TO BE DONE:
a. In the match report, reproduce verbatim the part that opens with the words containing "Match report posted" and closes with "the second half.".
b. Render this sentence from the match report into Spanish: "Duffy stepped up himself to take the kick, but his low strike was far too close to Foderingham - the Town stopper diving to his right to palm it away."

Match report posted by Richard (view the full thread on the forum )
Swindon moved eight points clear at the top of League Two after a hard fought victory over fellow promotion contenders Cheltenham at the County Ground - holding onto the three points despite the visiting side pressing strongly for an equaliser in the second half.
It was the Town who had the first real sight of goal, after fifteen minutes - a ball forward eluded Benson but was flicked on a Cheltenham defender, and though the ball came over his head, Bodin managed to get the ball down and was in behind the defence. Visiting keeper Jack Butland closed him down quickly and managed to block Bodin’s attempted flick over him - Butland was in no man’s land though when the ball rebounded out to Matt Ritchie, but his low effort was superbly diverted out for a corner via a saving boot of defender Steve Elliott.
The resulting corner dropped dangerously in the area but we couldn’t get a finishing touch - the ball moved out to the Town’s left side, where Cheltenham almost got themselves into trouble - after a couple of near interceptions, the ball was launched forward for Jermaine McGlashan to run onto for a dangerous break - Alan McCormack managed to get across and turn the forward back towards his own goal, but McGlashan fell to the floor, and the referee gave a free-kick, then followed up by rather harshly booking McCormack.
The first real flashpoint of the game though came on the half hour. Cheltenham played the ball forward to Darryl Duffy just inside the Town’s penalty area - with his back to goal, Oliver Risser got close to him, Duffy backed in, and both him and Risser ended up in a heap on the floor. When the referee blew his whistle, he was running at pace so you just knew he was going to point to the spot - it seemed a very harsh penalty award, if anything I thought Risser might get the decision for having been backed into. Duffy stepped up himself to take the kick, but his low strike was far too close to Foderingham - the Town stopper diving to his right to palm it away. Duffy took his frustration out on Joe Devera shortly afterwards, clattering the Town defender with a late challenge, and again the ref ran towards the incident with purpose - immediately showing a yellow card.

PROVIDED DATA:
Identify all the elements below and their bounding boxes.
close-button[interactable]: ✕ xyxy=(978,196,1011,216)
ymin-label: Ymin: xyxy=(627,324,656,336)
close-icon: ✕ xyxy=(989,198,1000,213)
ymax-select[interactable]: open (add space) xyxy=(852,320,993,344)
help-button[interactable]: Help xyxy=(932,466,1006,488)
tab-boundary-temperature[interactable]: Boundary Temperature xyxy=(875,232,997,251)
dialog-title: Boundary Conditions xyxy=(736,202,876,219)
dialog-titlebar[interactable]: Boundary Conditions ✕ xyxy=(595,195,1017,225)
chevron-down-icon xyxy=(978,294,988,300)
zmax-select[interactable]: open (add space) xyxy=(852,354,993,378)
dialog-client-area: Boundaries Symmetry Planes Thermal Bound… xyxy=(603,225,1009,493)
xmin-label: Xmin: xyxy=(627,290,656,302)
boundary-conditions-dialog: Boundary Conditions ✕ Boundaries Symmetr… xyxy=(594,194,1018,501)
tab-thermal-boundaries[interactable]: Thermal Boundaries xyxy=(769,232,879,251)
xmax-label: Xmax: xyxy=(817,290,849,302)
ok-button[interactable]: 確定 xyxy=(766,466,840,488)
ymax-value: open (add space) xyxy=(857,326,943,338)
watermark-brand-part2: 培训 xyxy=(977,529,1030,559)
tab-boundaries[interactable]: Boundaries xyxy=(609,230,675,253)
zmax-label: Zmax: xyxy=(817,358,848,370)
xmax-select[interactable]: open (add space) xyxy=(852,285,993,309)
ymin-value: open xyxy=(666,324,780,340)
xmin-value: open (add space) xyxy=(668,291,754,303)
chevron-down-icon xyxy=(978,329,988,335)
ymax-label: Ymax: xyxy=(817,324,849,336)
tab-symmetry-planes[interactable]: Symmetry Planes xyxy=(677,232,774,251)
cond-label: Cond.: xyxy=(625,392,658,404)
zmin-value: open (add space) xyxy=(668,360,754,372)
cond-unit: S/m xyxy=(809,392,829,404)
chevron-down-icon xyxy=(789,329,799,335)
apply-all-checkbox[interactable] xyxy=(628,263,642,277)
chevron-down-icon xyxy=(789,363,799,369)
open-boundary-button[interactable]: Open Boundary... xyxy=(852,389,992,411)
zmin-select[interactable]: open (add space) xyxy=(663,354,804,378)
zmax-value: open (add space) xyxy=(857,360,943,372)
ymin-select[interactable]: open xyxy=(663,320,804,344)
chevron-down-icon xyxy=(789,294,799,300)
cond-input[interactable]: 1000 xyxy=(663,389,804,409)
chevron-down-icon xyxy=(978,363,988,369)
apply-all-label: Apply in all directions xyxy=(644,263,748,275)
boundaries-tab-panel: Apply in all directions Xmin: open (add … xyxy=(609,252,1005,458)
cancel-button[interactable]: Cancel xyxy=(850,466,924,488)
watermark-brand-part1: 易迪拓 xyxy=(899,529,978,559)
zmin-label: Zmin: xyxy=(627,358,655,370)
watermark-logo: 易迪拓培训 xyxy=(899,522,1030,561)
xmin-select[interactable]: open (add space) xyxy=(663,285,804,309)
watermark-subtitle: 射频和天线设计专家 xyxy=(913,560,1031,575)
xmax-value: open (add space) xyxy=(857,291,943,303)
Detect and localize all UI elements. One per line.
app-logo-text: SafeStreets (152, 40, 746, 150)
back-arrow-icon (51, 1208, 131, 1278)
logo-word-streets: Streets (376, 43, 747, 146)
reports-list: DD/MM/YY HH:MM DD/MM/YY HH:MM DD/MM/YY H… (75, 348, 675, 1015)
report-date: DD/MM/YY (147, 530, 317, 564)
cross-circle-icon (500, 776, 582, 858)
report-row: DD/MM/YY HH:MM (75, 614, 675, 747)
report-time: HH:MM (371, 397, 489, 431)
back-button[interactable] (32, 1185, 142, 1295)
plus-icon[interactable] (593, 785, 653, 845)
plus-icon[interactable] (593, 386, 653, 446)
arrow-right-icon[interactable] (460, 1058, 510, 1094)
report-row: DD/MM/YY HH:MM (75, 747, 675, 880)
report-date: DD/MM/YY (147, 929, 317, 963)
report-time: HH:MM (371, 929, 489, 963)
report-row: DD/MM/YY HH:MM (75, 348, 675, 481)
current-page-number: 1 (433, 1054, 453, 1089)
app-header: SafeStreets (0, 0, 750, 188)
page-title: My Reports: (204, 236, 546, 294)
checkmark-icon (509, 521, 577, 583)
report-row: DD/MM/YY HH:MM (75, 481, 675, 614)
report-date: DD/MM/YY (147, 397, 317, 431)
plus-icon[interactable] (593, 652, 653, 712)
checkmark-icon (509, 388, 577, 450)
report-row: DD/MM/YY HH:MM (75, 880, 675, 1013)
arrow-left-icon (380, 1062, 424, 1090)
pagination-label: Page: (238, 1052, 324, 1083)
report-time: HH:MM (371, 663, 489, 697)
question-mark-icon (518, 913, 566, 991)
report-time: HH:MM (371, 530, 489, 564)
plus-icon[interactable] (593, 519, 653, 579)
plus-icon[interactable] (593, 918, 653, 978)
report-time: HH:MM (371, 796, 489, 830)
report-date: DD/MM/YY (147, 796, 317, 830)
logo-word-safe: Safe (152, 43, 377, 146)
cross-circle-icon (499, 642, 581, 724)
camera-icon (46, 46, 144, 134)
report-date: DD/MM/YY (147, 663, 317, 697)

SOLUTIONS:
a.
Match report posted by Richard (view the full thread on the forum )
Swindon moved eight points clear at the top of League Two after a hard fought victory over fellow promotion contenders Cheltenham at the County Ground - holding onto the three points despite the visiting side pressing strongly for an equaliser in the second half.

b. El propio Duffy se encargó de ejecutar el lanzamiento, pero su disparo raso fue demasiado cerca de Foderingham: el guardameta del Town se lanzó a su derecha para desviarlo con la mano.